WHAT IS EXPECTED: Check the listing below for lines with the word "объема" and say how many there are, with nothing but the number.

DATA LINES:
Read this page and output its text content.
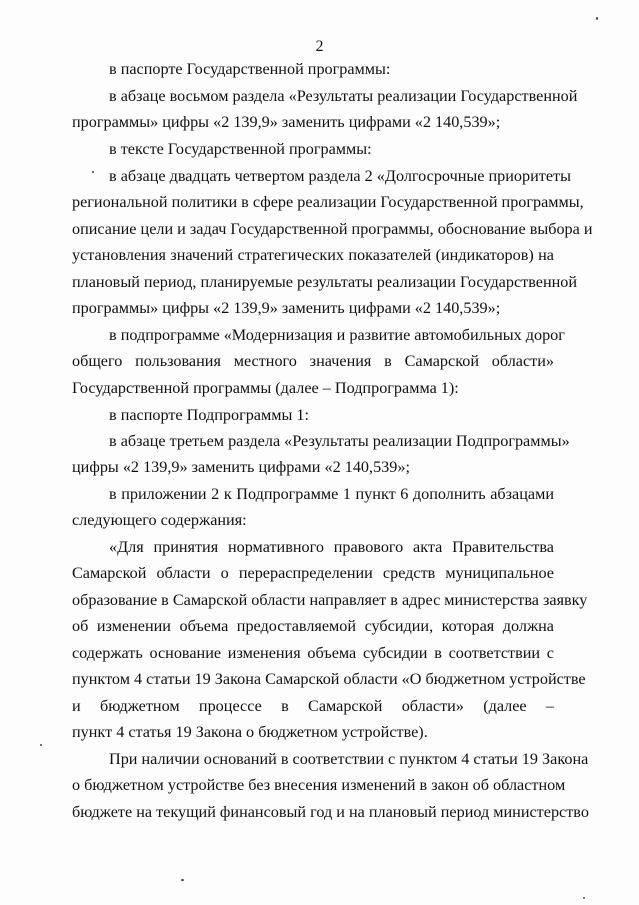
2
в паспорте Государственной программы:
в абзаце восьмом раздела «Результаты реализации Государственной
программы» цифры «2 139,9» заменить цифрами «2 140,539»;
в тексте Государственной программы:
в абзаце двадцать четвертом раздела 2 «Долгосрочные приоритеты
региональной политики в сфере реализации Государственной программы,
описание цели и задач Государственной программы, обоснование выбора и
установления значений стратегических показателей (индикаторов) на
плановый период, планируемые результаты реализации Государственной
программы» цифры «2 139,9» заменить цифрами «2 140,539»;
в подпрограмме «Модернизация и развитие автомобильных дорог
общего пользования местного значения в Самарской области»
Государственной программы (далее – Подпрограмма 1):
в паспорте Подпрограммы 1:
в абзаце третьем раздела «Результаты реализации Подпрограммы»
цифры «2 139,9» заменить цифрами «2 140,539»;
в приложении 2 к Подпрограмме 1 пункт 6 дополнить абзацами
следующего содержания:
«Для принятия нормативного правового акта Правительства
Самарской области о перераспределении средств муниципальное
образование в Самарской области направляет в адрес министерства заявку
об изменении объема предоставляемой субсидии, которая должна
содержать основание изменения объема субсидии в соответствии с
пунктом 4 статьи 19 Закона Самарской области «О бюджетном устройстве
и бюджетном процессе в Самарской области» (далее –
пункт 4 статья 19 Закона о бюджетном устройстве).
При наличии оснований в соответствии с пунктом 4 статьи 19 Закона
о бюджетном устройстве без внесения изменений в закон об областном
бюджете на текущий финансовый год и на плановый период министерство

--

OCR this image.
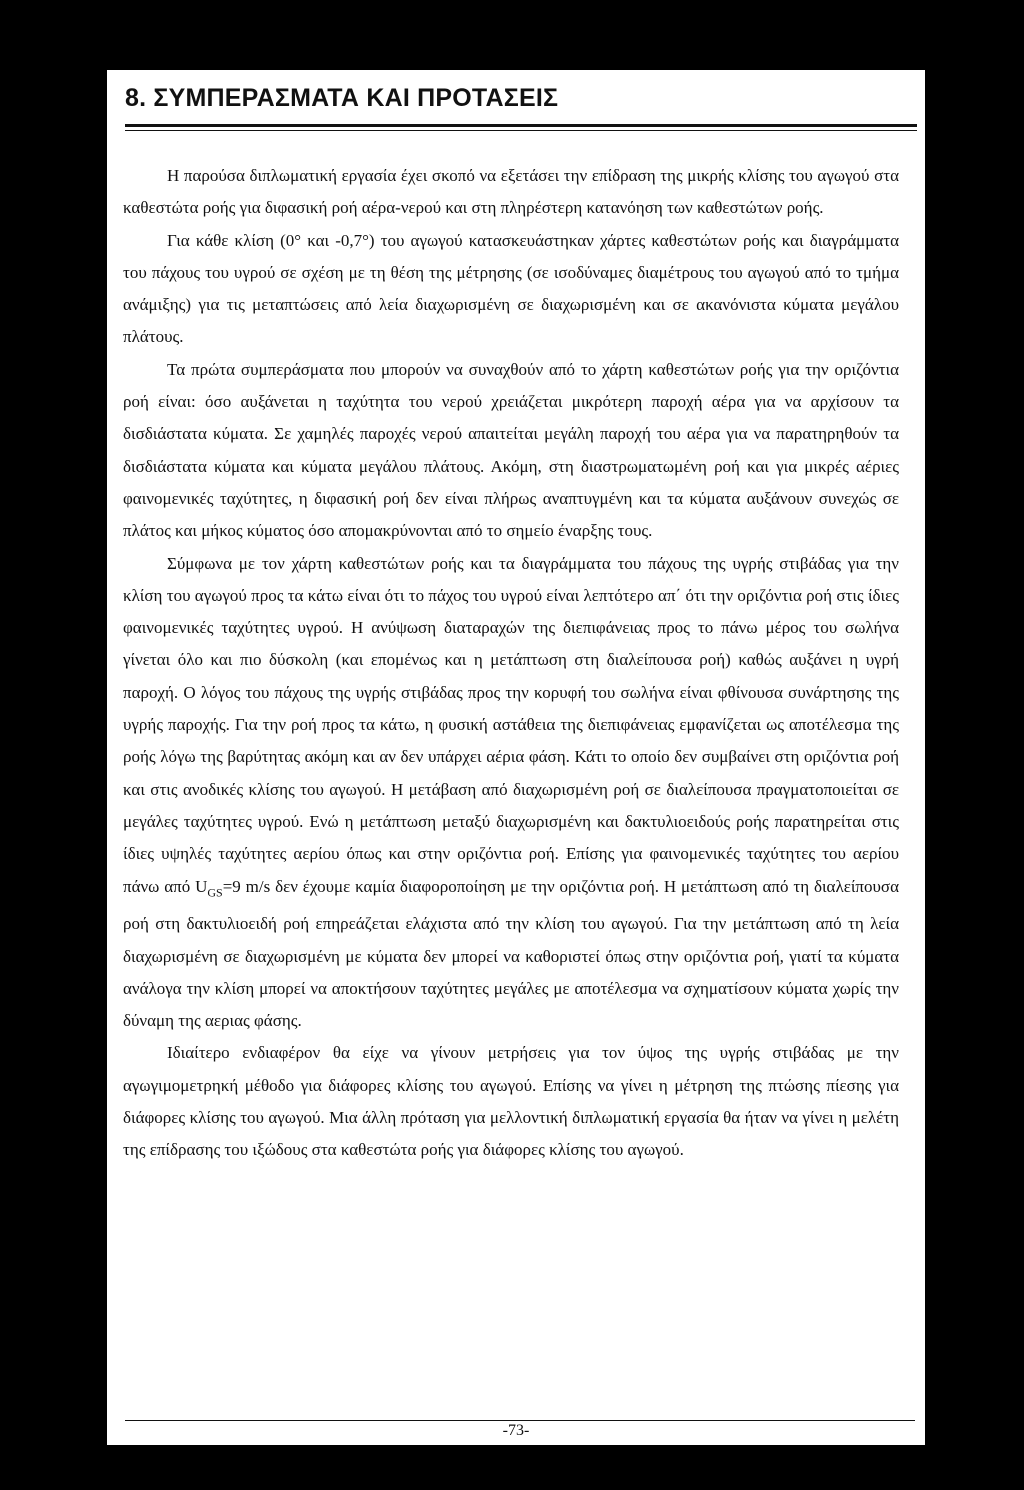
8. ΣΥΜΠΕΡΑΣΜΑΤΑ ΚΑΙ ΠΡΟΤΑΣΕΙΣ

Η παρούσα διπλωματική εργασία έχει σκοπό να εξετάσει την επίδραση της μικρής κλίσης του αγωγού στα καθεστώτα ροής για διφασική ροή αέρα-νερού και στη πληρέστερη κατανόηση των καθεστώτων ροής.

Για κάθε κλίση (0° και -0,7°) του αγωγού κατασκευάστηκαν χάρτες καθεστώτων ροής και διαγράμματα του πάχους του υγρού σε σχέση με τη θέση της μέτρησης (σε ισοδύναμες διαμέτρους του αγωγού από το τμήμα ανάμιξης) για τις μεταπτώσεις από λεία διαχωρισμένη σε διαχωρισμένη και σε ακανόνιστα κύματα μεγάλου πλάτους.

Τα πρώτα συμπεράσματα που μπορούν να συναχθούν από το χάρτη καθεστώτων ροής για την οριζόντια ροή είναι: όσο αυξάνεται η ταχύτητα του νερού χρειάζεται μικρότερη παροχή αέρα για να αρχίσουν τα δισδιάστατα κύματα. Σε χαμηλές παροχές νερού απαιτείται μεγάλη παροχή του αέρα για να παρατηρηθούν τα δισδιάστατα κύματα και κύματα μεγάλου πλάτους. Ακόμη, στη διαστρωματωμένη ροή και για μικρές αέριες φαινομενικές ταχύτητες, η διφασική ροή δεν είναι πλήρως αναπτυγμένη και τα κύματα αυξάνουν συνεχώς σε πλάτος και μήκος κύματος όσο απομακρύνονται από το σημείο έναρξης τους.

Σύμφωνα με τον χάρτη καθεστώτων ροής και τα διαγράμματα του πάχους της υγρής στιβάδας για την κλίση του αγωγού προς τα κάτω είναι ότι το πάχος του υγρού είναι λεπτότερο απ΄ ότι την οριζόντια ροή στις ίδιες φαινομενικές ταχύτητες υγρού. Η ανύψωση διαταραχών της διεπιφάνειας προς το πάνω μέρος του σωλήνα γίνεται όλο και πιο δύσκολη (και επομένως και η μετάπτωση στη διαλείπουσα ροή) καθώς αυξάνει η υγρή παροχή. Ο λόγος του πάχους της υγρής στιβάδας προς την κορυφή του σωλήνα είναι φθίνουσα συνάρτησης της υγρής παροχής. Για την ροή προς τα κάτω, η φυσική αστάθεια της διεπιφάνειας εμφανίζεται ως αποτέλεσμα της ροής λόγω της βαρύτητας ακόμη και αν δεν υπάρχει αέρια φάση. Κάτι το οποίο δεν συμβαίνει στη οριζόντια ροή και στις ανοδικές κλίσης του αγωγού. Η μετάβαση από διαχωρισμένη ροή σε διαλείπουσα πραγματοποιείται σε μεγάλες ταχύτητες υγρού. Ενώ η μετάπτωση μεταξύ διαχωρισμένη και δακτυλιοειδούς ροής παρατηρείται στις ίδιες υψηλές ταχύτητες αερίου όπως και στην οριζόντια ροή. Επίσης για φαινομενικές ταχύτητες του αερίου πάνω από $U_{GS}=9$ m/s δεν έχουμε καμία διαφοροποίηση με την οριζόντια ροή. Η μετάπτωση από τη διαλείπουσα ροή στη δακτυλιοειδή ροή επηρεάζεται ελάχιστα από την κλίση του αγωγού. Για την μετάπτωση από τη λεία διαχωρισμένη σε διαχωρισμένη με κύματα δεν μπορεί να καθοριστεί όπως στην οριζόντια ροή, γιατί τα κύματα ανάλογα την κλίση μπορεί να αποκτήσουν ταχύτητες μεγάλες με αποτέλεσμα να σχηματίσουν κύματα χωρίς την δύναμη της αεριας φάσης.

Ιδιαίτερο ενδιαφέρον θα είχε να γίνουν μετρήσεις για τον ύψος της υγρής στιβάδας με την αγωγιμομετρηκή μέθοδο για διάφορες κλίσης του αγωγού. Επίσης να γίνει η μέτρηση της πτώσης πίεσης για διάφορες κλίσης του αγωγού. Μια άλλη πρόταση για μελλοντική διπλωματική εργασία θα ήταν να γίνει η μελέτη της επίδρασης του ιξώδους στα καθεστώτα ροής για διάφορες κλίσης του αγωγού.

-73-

* * *

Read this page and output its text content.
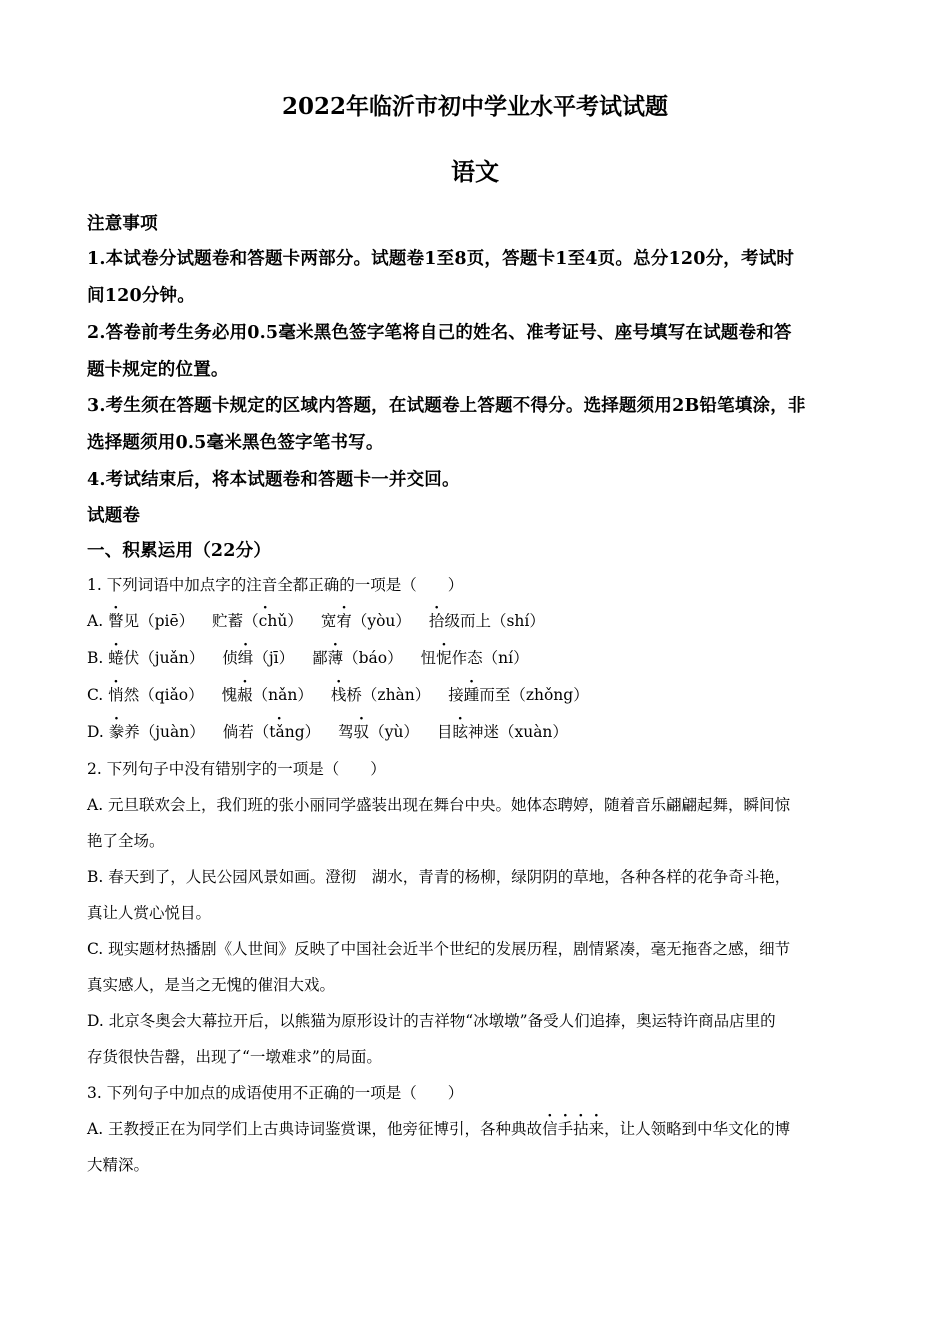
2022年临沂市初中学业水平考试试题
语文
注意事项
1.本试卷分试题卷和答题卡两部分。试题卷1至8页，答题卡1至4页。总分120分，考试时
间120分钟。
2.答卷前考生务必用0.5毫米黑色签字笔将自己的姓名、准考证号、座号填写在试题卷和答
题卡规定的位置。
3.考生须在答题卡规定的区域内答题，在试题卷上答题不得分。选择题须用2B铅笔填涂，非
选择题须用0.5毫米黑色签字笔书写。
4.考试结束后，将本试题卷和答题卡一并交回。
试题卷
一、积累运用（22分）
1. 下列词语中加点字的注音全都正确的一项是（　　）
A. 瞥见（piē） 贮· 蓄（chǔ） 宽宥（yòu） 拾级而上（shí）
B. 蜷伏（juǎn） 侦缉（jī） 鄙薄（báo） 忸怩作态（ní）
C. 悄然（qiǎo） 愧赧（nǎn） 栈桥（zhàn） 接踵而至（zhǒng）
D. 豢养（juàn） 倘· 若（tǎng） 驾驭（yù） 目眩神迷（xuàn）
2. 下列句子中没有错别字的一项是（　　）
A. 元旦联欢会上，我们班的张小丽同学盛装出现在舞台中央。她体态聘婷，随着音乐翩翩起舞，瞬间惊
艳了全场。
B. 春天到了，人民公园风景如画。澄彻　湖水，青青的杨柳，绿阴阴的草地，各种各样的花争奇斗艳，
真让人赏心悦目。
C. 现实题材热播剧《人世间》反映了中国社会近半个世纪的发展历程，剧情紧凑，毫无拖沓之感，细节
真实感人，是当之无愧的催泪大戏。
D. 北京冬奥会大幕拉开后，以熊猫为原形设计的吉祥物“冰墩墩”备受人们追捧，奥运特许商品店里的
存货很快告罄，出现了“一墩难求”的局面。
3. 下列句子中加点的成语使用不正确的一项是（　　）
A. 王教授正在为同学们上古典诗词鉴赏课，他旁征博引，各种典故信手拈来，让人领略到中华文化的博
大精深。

FINISHED ANSWER: 2